Supplied data:
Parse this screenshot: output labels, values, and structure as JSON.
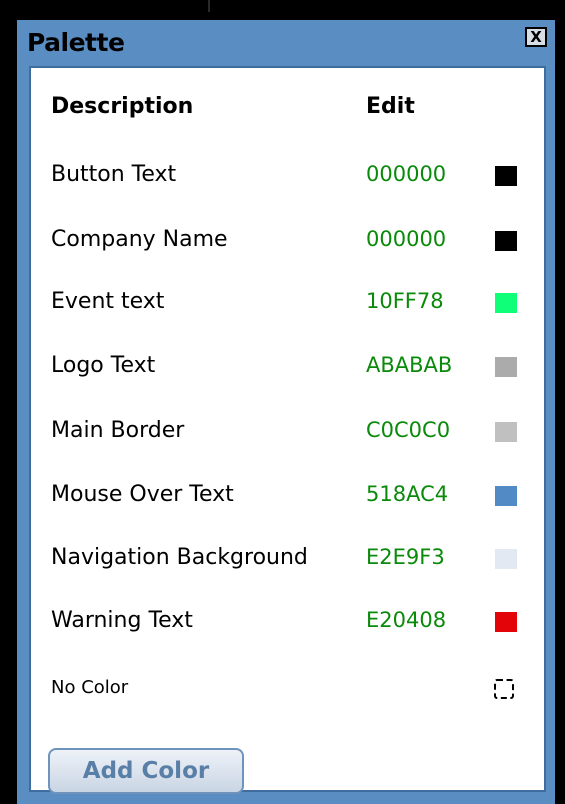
{
  "window": {
    "title": "Palette",
    "close_label": "X"
  },
  "columns": {
    "description": "Description",
    "edit": "Edit"
  },
  "rows": [
    {
      "label": "Button Text",
      "hex": "000000",
      "color": "#000000"
    },
    {
      "label": "Company Name",
      "hex": "000000",
      "color": "#000000"
    },
    {
      "label": "Event text",
      "hex": "10FF78",
      "color": "#10FF78"
    },
    {
      "label": "Logo Text",
      "hex": "ABABAB",
      "color": "#ABABAB"
    },
    {
      "label": "Main Border",
      "hex": "C0C0C0",
      "color": "#C0C0C0"
    },
    {
      "label": "Mouse Over Text",
      "hex": "518AC4",
      "color": "#518AC4"
    },
    {
      "label": "Navigation Background",
      "hex": "E2E9F3",
      "color": "#E2E9F3"
    },
    {
      "label": "Warning Text",
      "hex": "E20408",
      "color": "#E20408"
    }
  ],
  "no_color": {
    "label": "No Color"
  },
  "add_button": {
    "label": "Add Color"
  }
}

Exercise goal: Return the whole listing, word for word, and leave out every picture.

Reply:
Parse this screenshot: output labels, values, and structure as JSON.
{
  "window": {
    "title": "Palette",
    "close_label": "X"
  },
  "columns": {
    "description": "Description",
    "edit": "Edit"
  },
  "rows": [
    {
      "label": "Button Text",
      "hex": "000000",
      "color": "#000000"
    },
    {
      "label": "Company Name",
      "hex": "000000",
      "color": "#000000"
    },
    {
      "label": "Event text",
      "hex": "10FF78",
      "color": "#10FF78"
    },
    {
      "label": "Logo Text",
      "hex": "ABABAB",
      "color": "#ABABAB"
    },
    {
      "label": "Main Border",
      "hex": "C0C0C0",
      "color": "#C0C0C0"
    },
    {
      "label": "Mouse Over Text",
      "hex": "518AC4",
      "color": "#518AC4"
    },
    {
      "label": "Navigation Background",
      "hex": "E2E9F3",
      "color": "#E2E9F3"
    },
    {
      "label": "Warning Text",
      "hex": "E20408",
      "color": "#E20408"
    }
  ],
  "no_color": {
    "label": "No Color"
  },
  "add_button": {
    "label": "Add Color"
  }
}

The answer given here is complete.